Written instruction ▸ Reproduce the records below in full and word for word, excluding pictures.

Data for this exercise ▸
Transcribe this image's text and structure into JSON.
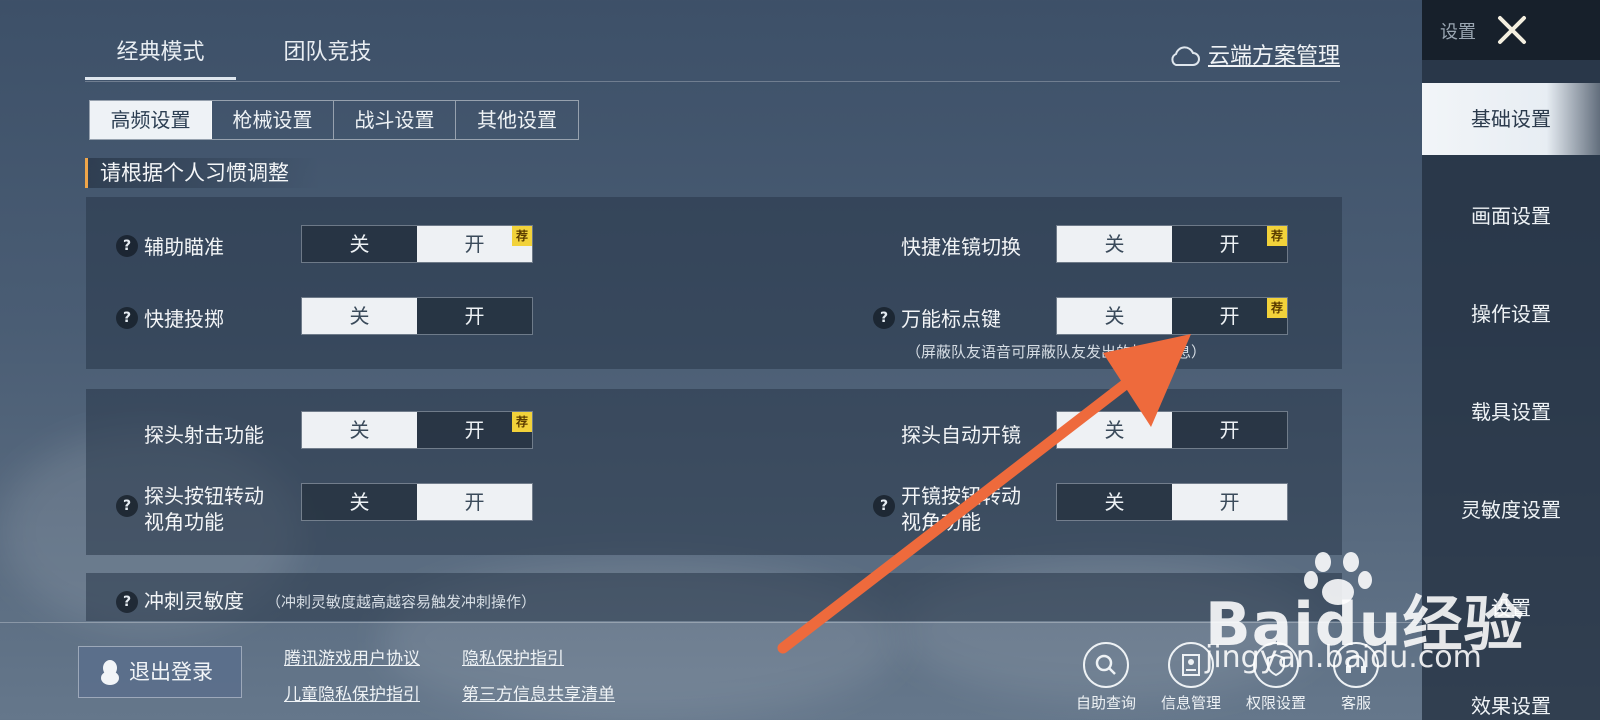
{
  "top_tabs": [
    {
      "label": "经典模式",
      "active": true
    },
    {
      "label": "团队竞技",
      "active": false
    }
  ],
  "cloud_link": "云端方案管理",
  "sub_tabs": [
    {
      "label": "高频设置",
      "active": true
    },
    {
      "label": "枪械设置",
      "active": false
    },
    {
      "label": "战斗设置",
      "active": false
    },
    {
      "label": "其他设置",
      "active": false
    }
  ],
  "section_heading": "请根据个人习惯调整",
  "option_labels": {
    "off": "关",
    "on": "开"
  },
  "recommend_tag": "荐",
  "panel1": {
    "aim_assist": {
      "label": "辅助瞄准",
      "value": "on",
      "recommended": true
    },
    "quick_scope_switch": {
      "label": "快捷准镜切换",
      "value": "off",
      "recommended": true
    },
    "quick_throw": {
      "label": "快捷投掷",
      "value": "off"
    },
    "universal_marker": {
      "label": "万能标点键",
      "value": "off",
      "recommended": true
    },
    "marker_note": "（屏蔽队友语音可屏蔽队友发出的标点信息）"
  },
  "panel2": {
    "peek_fire": {
      "label": "探头射击功能",
      "value": "off",
      "recommended": true
    },
    "peek_auto_scope": {
      "label": "探头自动开镜",
      "value": "off"
    },
    "peek_button_rotate": {
      "label": "探头按钮转动视角功能",
      "value": "on"
    },
    "scope_button_rotate": {
      "label": "开镜按钮转动视角功能",
      "value": "on"
    }
  },
  "panel3": {
    "sprint_sensitivity": {
      "label": "冲刺灵敏度",
      "note": "（冲刺灵敏度越高越容易触发冲刺操作）"
    }
  },
  "sidebar": {
    "header": "设置",
    "items": [
      {
        "label": "基础设置",
        "active": true
      },
      {
        "label": "画面设置",
        "active": false
      },
      {
        "label": "操作设置",
        "active": false
      },
      {
        "label": "载具设置",
        "active": false
      },
      {
        "label": "灵敏度设置",
        "active": false
      },
      {
        "label": "设置",
        "active": false
      },
      {
        "label": "效果设置",
        "active": false
      }
    ]
  },
  "bottom": {
    "logout": "退出登录",
    "links": [
      "腾讯游戏用户协议",
      "隐私保护指引",
      "儿童隐私保护指引",
      "第三方信息共享清单"
    ],
    "icons": [
      {
        "label": "自助查询",
        "icon": "search-icon"
      },
      {
        "label": "信息管理",
        "icon": "id-card-icon"
      },
      {
        "label": "权限设置",
        "icon": "shield-icon"
      },
      {
        "label": "客服",
        "icon": "headset-icon"
      }
    ]
  },
  "watermark": {
    "brand": "Baidu经验",
    "url": "jingyan.baidu.com"
  },
  "colors": {
    "accent_bar": "#f0a64a",
    "tag": "#f2d23a",
    "arrow": "#ee6a3c"
  }
}
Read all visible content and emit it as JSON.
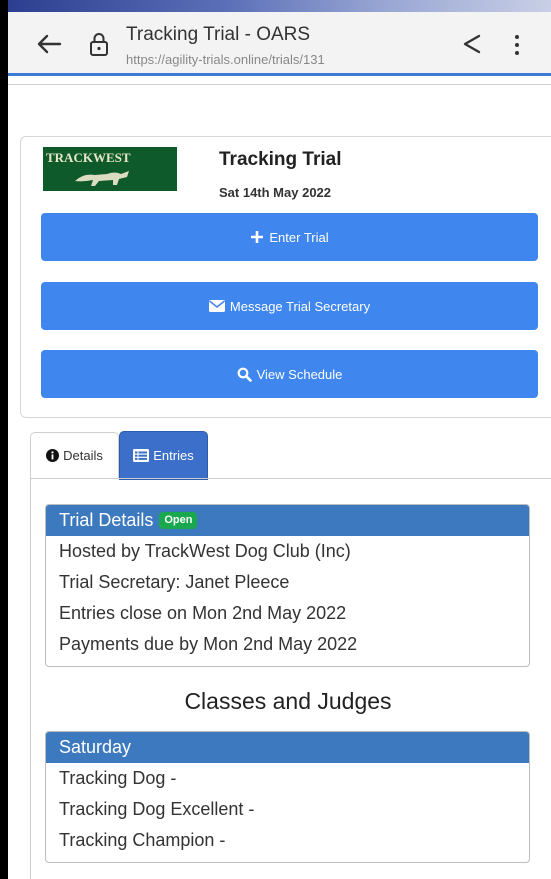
{
  "browser": {
    "page_title": "Tracking Trial - OARS",
    "url": "https://agility-trials.online/trials/131",
    "icons": [
      "back-arrow-icon",
      "lock-icon",
      "share-icon",
      "overflow-menu-icon"
    ]
  },
  "trial": {
    "logo_text": "TRACKWEST",
    "title": "Tracking Trial",
    "date": "Sat 14th May 2022",
    "buttons": {
      "enter": "Enter Trial",
      "message": "Message Trial Secretary",
      "schedule": "View Schedule"
    },
    "button_color": "#3f86ee"
  },
  "tabs": [
    {
      "label": "Details",
      "icon": "info-circle-icon",
      "active": true
    },
    {
      "label": "Entries",
      "icon": "list-icon",
      "active": false
    }
  ],
  "details": {
    "heading": "Trial Details",
    "status": "Open",
    "status_color": "#19a84e",
    "rows": [
      "Hosted by TrackWest Dog Club (Inc)",
      "Trial Secretary: Janet Pleece",
      "Entries close on Mon 2nd May 2022",
      "Payments due by Mon 2nd May 2022"
    ]
  },
  "classes": {
    "heading": "Classes and Judges",
    "days": [
      {
        "day": "Saturday",
        "rows": [
          "Tracking Dog -",
          "Tracking Dog Excellent -",
          "Tracking Champion -"
        ]
      }
    ]
  },
  "header_color": "#3c79bf"
}
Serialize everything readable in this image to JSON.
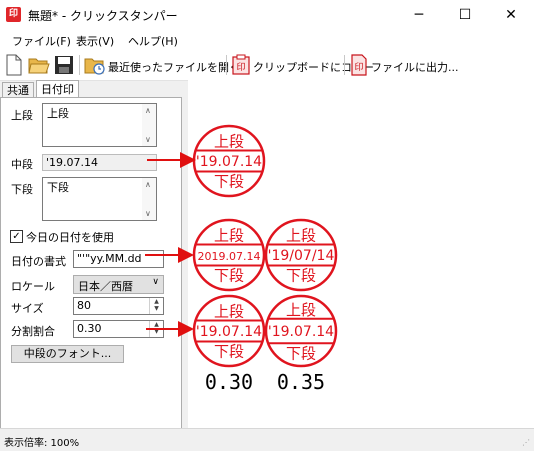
{
  "window": {
    "title": "無題* - クリックスタンパー",
    "app_icon_text": "印",
    "controls": {
      "minimize": "─",
      "maximize": "☐",
      "close": "✕"
    }
  },
  "menu": {
    "file": "ファイル(F)",
    "view": "表示(V)",
    "help": "ヘルプ(H)"
  },
  "toolbar": {
    "recent": "最近使ったファイルを開く...",
    "copy_clipboard": "クリップボードにコピー",
    "output_file": "ファイルに出力..."
  },
  "tabs": {
    "common": "共通",
    "date_stamp": "日付印"
  },
  "form": {
    "top_label": "上段",
    "top_value": "上段",
    "middle_label": "中段",
    "middle_value": "'19.07.14",
    "bottom_label": "下段",
    "bottom_value": "下段",
    "use_today_label": "今日の日付を使用",
    "use_today_checked": true,
    "date_format_label": "日付の書式",
    "date_format_value": "\"'\"yy.MM.dd",
    "locale_label": "ロケール",
    "locale_value": "日本／西暦",
    "size_label": "サイズ",
    "size_value": "80",
    "ratio_label": "分割割合",
    "ratio_value": "0.30",
    "font_button": "中段のフォント..."
  },
  "stamps": [
    {
      "top": "上段",
      "middle": "'19.07.14",
      "bottom": "下段"
    },
    {
      "top": "上段",
      "middle": "2019.07.14",
      "bottom": "下段"
    },
    {
      "top": "上段",
      "middle": "'19/07/14",
      "bottom": "下段"
    },
    {
      "top": "上段",
      "middle": "'19.07.14",
      "bottom": "下段"
    },
    {
      "top": "上段",
      "middle": "'19.07.14",
      "bottom": "下段"
    }
  ],
  "ratio_captions": [
    "0.30",
    "0.35"
  ],
  "colors": {
    "stamp_red": "#e0141e",
    "arrow_red": "#e01010"
  },
  "status": {
    "zoom": "表示倍率: 100%"
  }
}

Completed exercise ▸
Transcribe this image's text and structure into JSON.
{
  "top_tabs": [
    {
      "label": "经典模式",
      "active": true
    },
    {
      "label": "团队竞技",
      "active": false
    }
  ],
  "cloud_link": "云端方案管理",
  "sub_tabs": [
    {
      "label": "高频设置",
      "active": true
    },
    {
      "label": "枪械设置",
      "active": false
    },
    {
      "label": "战斗设置",
      "active": false
    },
    {
      "label": "其他设置",
      "active": false
    }
  ],
  "section_heading": "请根据个人习惯调整",
  "option_labels": {
    "off": "关",
    "on": "开"
  },
  "recommend_tag": "荐",
  "panel1": {
    "aim_assist": {
      "label": "辅助瞄准",
      "value": "on",
      "recommended": true
    },
    "quick_scope_switch": {
      "label": "快捷准镜切换",
      "value": "off",
      "recommended": true
    },
    "quick_throw": {
      "label": "快捷投掷",
      "value": "off"
    },
    "universal_marker": {
      "label": "万能标点键",
      "value": "off",
      "recommended": true
    },
    "marker_note": "（屏蔽队友语音可屏蔽队友发出的标点信息）"
  },
  "panel2": {
    "peek_fire": {
      "label": "探头射击功能",
      "value": "off",
      "recommended": true
    },
    "peek_auto_scope": {
      "label": "探头自动开镜",
      "value": "off"
    },
    "peek_button_rotate": {
      "label": "探头按钮转动视角功能",
      "value": "on"
    },
    "scope_button_rotate": {
      "label": "开镜按钮转动视角功能",
      "value": "on"
    }
  },
  "panel3": {
    "sprint_sensitivity": {
      "label": "冲刺灵敏度",
      "note": "（冲刺灵敏度越高越容易触发冲刺操作）"
    }
  },
  "sidebar": {
    "header": "设置",
    "items": [
      {
        "label": "基础设置",
        "active": true
      },
      {
        "label": "画面设置",
        "active": false
      },
      {
        "label": "操作设置",
        "active": false
      },
      {
        "label": "载具设置",
        "active": false
      },
      {
        "label": "灵敏度设置",
        "active": false
      },
      {
        "label": "设置",
        "active": false
      },
      {
        "label": "效果设置",
        "active": false
      }
    ]
  },
  "bottom": {
    "logout": "退出登录",
    "links": [
      "腾讯游戏用户协议",
      "隐私保护指引",
      "儿童隐私保护指引",
      "第三方信息共享清单"
    ],
    "icons": [
      {
        "label": "自助查询",
        "icon": "search-icon"
      },
      {
        "label": "信息管理",
        "icon": "id-card-icon"
      },
      {
        "label": "权限设置",
        "icon": "shield-icon"
      },
      {
        "label": "客服",
        "icon": "headset-icon"
      }
    ]
  },
  "watermark": {
    "brand": "Baidu经验",
    "url": "jingyan.baidu.com"
  },
  "colors": {
    "accent_bar": "#f0a64a",
    "tag": "#f2d23a",
    "arrow": "#ee6a3c"
  }
}
Read all visible content and emit it as JSON.
{
  "browser": {
    "page_title": "Tracking Trial - OARS",
    "url": "https://agility-trials.online/trials/131",
    "icons": [
      "back-arrow-icon",
      "lock-icon",
      "share-icon",
      "overflow-menu-icon"
    ]
  },
  "trial": {
    "logo_text": "TRACKWEST",
    "title": "Tracking Trial",
    "date": "Sat 14th May 2022",
    "buttons": {
      "enter": "Enter Trial",
      "message": "Message Trial Secretary",
      "schedule": "View Schedule"
    },
    "button_color": "#3f86ee"
  },
  "tabs": [
    {
      "label": "Details",
      "icon": "info-circle-icon",
      "active": true
    },
    {
      "label": "Entries",
      "icon": "list-icon",
      "active": false
    }
  ],
  "details": {
    "heading": "Trial Details",
    "status": "Open",
    "status_color": "#19a84e",
    "rows": [
      "Hosted by TrackWest Dog Club (Inc)",
      "Trial Secretary: Janet Pleece",
      "Entries close on Mon 2nd May 2022",
      "Payments due by Mon 2nd May 2022"
    ]
  },
  "classes": {
    "heading": "Classes and Judges",
    "days": [
      {
        "day": "Saturday",
        "rows": [
          "Tracking Dog -",
          "Tracking Dog Excellent -",
          "Tracking Champion -"
        ]
      }
    ]
  },
  "header_color": "#3c79bf"
}
Serialize everything readable in this image to JSON.
{
  "window": {
    "title": "無題* - クリックスタンパー",
    "app_icon_text": "印",
    "controls": {
      "minimize": "─",
      "maximize": "☐",
      "close": "✕"
    }
  },
  "menu": {
    "file": "ファイル(F)",
    "view": "表示(V)",
    "help": "ヘルプ(H)"
  },
  "toolbar": {
    "recent": "最近使ったファイルを開く...",
    "copy_clipboard": "クリップボードにコピー",
    "output_file": "ファイルに出力..."
  },
  "tabs": {
    "common": "共通",
    "date_stamp": "日付印"
  },
  "form": {
    "top_label": "上段",
    "top_value": "上段",
    "middle_label": "中段",
    "middle_value": "'19.07.14",
    "bottom_label": "下段",
    "bottom_value": "下段",
    "use_today_label": "今日の日付を使用",
    "use_today_checked": true,
    "date_format_label": "日付の書式",
    "date_format_value": "\"'\"yy.MM.dd",
    "locale_label": "ロケール",
    "locale_value": "日本／西暦",
    "size_label": "サイズ",
    "size_value": "80",
    "ratio_label": "分割割合",
    "ratio_value": "0.30",
    "font_button": "中段のフォント..."
  },
  "stamps": [
    {
      "top": "上段",
      "middle": "'19.07.14",
      "bottom": "下段"
    },
    {
      "top": "上段",
      "middle": "2019.07.14",
      "bottom": "下段"
    },
    {
      "top": "上段",
      "middle": "'19/07/14",
      "bottom": "下段"
    },
    {
      "top": "上段",
      "middle": "'19.07.14",
      "bottom": "下段"
    },
    {
      "top": "上段",
      "middle": "'19.07.14",
      "bottom": "下段"
    }
  ],
  "ratio_captions": [
    "0.30",
    "0.35"
  ],
  "colors": {
    "stamp_red": "#e0141e",
    "arrow_red": "#e01010"
  },
  "status": {
    "zoom": "表示倍率: 100%"
  }
}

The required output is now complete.